---------- GIVEN RECORDS ----------

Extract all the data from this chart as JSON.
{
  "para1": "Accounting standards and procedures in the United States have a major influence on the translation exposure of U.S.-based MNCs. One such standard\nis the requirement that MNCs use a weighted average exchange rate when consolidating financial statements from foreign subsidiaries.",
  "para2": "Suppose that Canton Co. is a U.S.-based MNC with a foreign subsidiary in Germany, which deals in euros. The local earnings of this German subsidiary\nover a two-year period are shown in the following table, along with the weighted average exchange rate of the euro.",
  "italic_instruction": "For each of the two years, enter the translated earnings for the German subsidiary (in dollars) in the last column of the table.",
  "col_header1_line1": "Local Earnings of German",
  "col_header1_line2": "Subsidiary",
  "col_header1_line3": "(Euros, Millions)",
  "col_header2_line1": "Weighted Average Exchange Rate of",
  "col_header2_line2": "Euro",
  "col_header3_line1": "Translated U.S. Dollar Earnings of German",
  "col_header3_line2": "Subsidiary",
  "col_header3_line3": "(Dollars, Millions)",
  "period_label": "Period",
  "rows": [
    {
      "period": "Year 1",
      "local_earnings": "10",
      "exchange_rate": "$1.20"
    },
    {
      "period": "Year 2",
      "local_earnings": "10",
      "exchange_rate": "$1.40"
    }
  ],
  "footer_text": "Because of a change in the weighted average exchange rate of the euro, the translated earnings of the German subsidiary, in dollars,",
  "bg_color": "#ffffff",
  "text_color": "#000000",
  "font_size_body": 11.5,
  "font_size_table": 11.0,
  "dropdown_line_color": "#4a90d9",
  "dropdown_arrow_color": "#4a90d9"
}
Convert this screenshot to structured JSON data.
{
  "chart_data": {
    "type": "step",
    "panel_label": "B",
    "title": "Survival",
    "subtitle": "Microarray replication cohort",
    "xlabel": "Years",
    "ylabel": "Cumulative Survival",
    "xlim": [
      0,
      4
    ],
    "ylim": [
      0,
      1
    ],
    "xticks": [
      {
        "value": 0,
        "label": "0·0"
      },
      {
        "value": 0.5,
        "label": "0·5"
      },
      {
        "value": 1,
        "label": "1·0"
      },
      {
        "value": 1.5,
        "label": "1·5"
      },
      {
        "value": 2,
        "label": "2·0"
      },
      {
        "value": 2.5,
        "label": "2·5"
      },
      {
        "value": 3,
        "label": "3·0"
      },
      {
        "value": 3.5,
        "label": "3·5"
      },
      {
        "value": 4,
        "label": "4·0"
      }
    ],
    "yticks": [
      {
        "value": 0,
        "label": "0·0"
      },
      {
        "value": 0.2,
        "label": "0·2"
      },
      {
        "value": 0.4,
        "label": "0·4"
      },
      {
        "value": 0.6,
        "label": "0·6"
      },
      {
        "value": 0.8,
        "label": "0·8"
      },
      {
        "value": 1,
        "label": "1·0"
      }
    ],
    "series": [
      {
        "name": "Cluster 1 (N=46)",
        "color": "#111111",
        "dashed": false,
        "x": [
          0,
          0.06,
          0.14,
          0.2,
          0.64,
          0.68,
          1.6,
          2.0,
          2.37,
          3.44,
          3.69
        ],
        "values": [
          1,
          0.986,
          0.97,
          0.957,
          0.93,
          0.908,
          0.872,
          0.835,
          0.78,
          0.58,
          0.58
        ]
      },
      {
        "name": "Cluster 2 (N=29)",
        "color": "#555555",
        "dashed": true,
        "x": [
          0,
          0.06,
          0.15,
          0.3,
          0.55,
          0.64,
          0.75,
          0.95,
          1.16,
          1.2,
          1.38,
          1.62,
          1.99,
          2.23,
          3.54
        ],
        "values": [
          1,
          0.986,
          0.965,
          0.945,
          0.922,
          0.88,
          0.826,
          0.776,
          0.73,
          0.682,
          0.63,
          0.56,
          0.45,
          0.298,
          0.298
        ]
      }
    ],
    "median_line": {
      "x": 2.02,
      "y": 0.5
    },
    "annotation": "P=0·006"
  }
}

----------

**WRITTEN TASK**.
Every record shown above must be echoed exactly.

**OUTPUT OF THE TASK**.
Extract all the data from this chart as JSON.
{
  "para1": "Accounting standards and procedures in the United States have a major influence on the translation exposure of U.S.-based MNCs. One such standard\nis the requirement that MNCs use a weighted average exchange rate when consolidating financial statements from foreign subsidiaries.",
  "para2": "Suppose that Canton Co. is a U.S.-based MNC with a foreign subsidiary in Germany, which deals in euros. The local earnings of this German subsidiary\nover a two-year period are shown in the following table, along with the weighted average exchange rate of the euro.",
  "italic_instruction": "For each of the two years, enter the translated earnings for the German subsidiary (in dollars) in the last column of the table.",
  "col_header1_line1": "Local Earnings of German",
  "col_header1_line2": "Subsidiary",
  "col_header1_line3": "(Euros, Millions)",
  "col_header2_line1": "Weighted Average Exchange Rate of",
  "col_header2_line2": "Euro",
  "col_header3_line1": "Translated U.S. Dollar Earnings of German",
  "col_header3_line2": "Subsidiary",
  "col_header3_line3": "(Dollars, Millions)",
  "period_label": "Period",
  "rows": [
    {
      "period": "Year 1",
      "local_earnings": "10",
      "exchange_rate": "$1.20"
    },
    {
      "period": "Year 2",
      "local_earnings": "10",
      "exchange_rate": "$1.40"
    }
  ],
  "footer_text": "Because of a change in the weighted average exchange rate of the euro, the translated earnings of the German subsidiary, in dollars,",
  "bg_color": "#ffffff",
  "text_color": "#000000",
  "font_size_body": 11.5,
  "font_size_table": 11.0,
  "dropdown_line_color": "#4a90d9",
  "dropdown_arrow_color": "#4a90d9"
}
Convert this screenshot to structured JSON data.
{
  "chart_data": {
    "type": "step",
    "panel_label": "B",
    "title": "Survival",
    "subtitle": "Microarray replication cohort",
    "xlabel": "Years",
    "ylabel": "Cumulative Survival",
    "xlim": [
      0,
      4
    ],
    "ylim": [
      0,
      1
    ],
    "xticks": [
      {
        "value": 0,
        "label": "0·0"
      },
      {
        "value": 0.5,
        "label": "0·5"
      },
      {
        "value": 1,
        "label": "1·0"
      },
      {
        "value": 1.5,
        "label": "1·5"
      },
      {
        "value": 2,
        "label": "2·0"
      },
      {
        "value": 2.5,
        "label": "2·5"
      },
      {
        "value": 3,
        "label": "3·0"
      },
      {
        "value": 3.5,
        "label": "3·5"
      },
      {
        "value": 4,
        "label": "4·0"
      }
    ],
    "yticks": [
      {
        "value": 0,
        "label": "0·0"
      },
      {
        "value": 0.2,
        "label": "0·2"
      },
      {
        "value": 0.4,
        "label": "0·4"
      },
      {
        "value": 0.6,
        "label": "0·6"
      },
      {
        "value": 0.8,
        "label": "0·8"
      },
      {
        "value": 1,
        "label": "1·0"
      }
    ],
    "series": [
      {
        "name": "Cluster 1 (N=46)",
        "color": "#111111",
        "dashed": false,
        "x": [
          0,
          0.06,
          0.14,
          0.2,
          0.64,
          0.68,
          1.6,
          2.0,
          2.37,
          3.44,
          3.69
        ],
        "values": [
          1,
          0.986,
          0.97,
          0.957,
          0.93,
          0.908,
          0.872,
          0.835,
          0.78,
          0.58,
          0.58
        ]
      },
      {
        "name": "Cluster 2 (N=29)",
        "color": "#555555",
        "dashed": true,
        "x": [
          0,
          0.06,
          0.15,
          0.3,
          0.55,
          0.64,
          0.75,
          0.95,
          1.16,
          1.2,
          1.38,
          1.62,
          1.99,
          2.23,
          3.54
        ],
        "values": [
          1,
          0.986,
          0.965,
          0.945,
          0.922,
          0.88,
          0.826,
          0.776,
          0.73,
          0.682,
          0.63,
          0.56,
          0.45,
          0.298,
          0.298
        ]
      }
    ],
    "median_line": {
      "x": 2.02,
      "y": 0.5
    },
    "annotation": "P=0·006"
  }
}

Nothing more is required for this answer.